__The request__:
What follows is a set of records; restate each one word for word and drop the pictures.

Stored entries
******************************

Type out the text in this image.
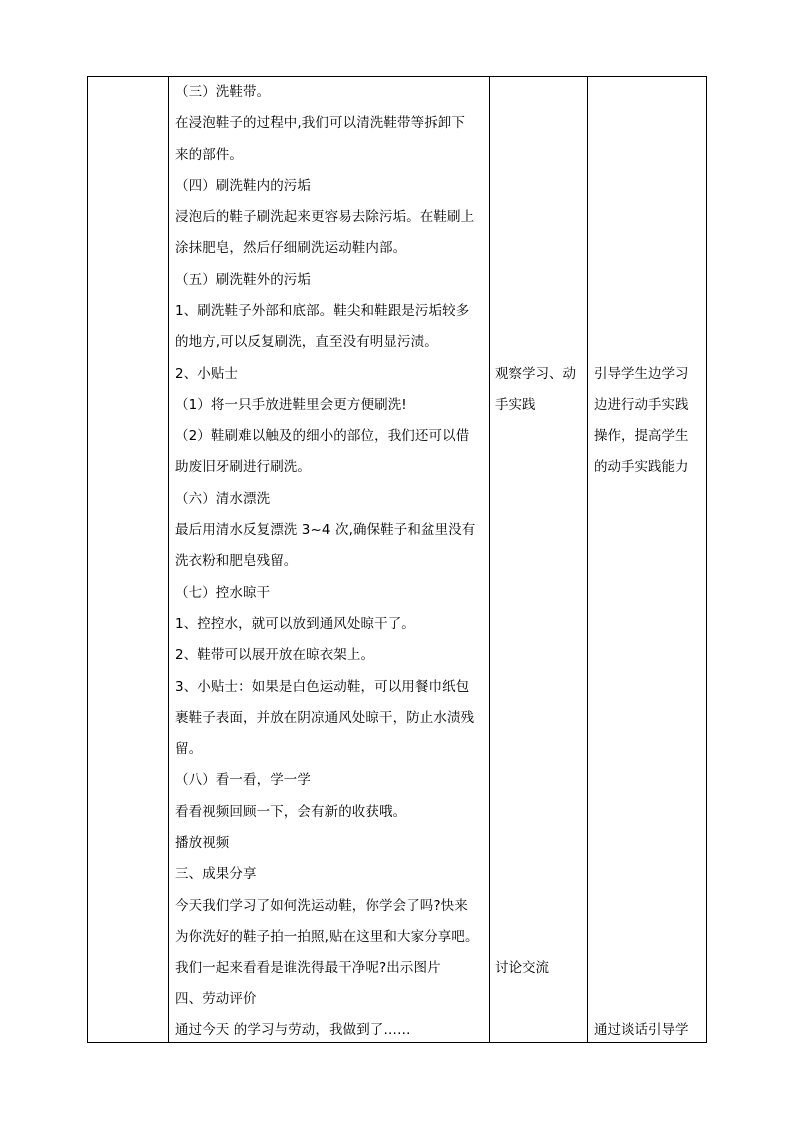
（三）洗鞋带。
在浸泡鞋子的过程中,我们可以清洗鞋带等拆卸下
来的部件。
（四）刷洗鞋内的污垢
浸泡后的鞋子刷洗起来更容易去除污垢。在鞋刷上
涂抹肥皂，然后仔细刷洗运动鞋内部。
（五）刷洗鞋外的污垢
1、刷洗鞋子外部和底部。鞋尖和鞋跟是污垢较多
的地方,可以反复刷洗，直至没有明显污渍。
2、小贴士
（1）将一只手放进鞋里会更方便刷洗!
（2）鞋刷难以触及的细小的部位，我们还可以借
助废旧牙刷进行刷洗。
（六）清水漂洗
最后用清水反复漂洗 3~4 次,确保鞋子和盆里没有
洗衣粉和肥皂残留。
（七）控水晾干
1、控控水，就可以放到通风处晾干了。
2、鞋带可以展开放在晾衣架上。
3、小贴士：如果是白色运动鞋，可以用餐巾纸包
裹鞋子表面，并放在阴凉通风处晾干，防止水渍残
留。
（八）看一看，学一学
看看视频回顾一下，会有新的收获哦。
播放视频
三、成果分享
今天我们学习了如何洗运动鞋，你学会了吗?快来
为你洗好的鞋子拍一拍照,贴在这里和大家分享吧。
我们一起来看看是谁洗得最干净呢?出示图片
四、劳动评价
通过今天 的学习与劳动，我做到了……
观察学习、动
手实践
讨论交流
引导学生边学习
边进行动手实践
操作，提高学生
的动手实践能力
通过谈话引导学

******************************

__Written solution__:
Type out the text in this image.
（三）洗鞋带。
在浸泡鞋子的过程中,我们可以清洗鞋带等拆卸下
来的部件。
（四）刷洗鞋内的污垢
浸泡后的鞋子刷洗起来更容易去除污垢。在鞋刷上
涂抹肥皂，然后仔细刷洗运动鞋内部。
（五）刷洗鞋外的污垢
1、刷洗鞋子外部和底部。鞋尖和鞋跟是污垢较多
的地方,可以反复刷洗，直至没有明显污渍。
2、小贴士
（1）将一只手放进鞋里会更方便刷洗!
（2）鞋刷难以触及的细小的部位，我们还可以借
助废旧牙刷进行刷洗。
（六）清水漂洗
最后用清水反复漂洗 3~4 次,确保鞋子和盆里没有
洗衣粉和肥皂残留。
（七）控水晾干
1、控控水，就可以放到通风处晾干了。
2、鞋带可以展开放在晾衣架上。
3、小贴士：如果是白色运动鞋，可以用餐巾纸包
裹鞋子表面，并放在阴凉通风处晾干，防止水渍残
留。
（八）看一看，学一学
看看视频回顾一下，会有新的收获哦。
播放视频
三、成果分享
今天我们学习了如何洗运动鞋，你学会了吗?快来
为你洗好的鞋子拍一拍照,贴在这里和大家分享吧。
我们一起来看看是谁洗得最干净呢?出示图片
四、劳动评价
通过今天 的学习与劳动，我做到了……
观察学习、动
手实践
讨论交流
引导学生边学习
边进行动手实践
操作，提高学生
的动手实践能力
通过谈话引导学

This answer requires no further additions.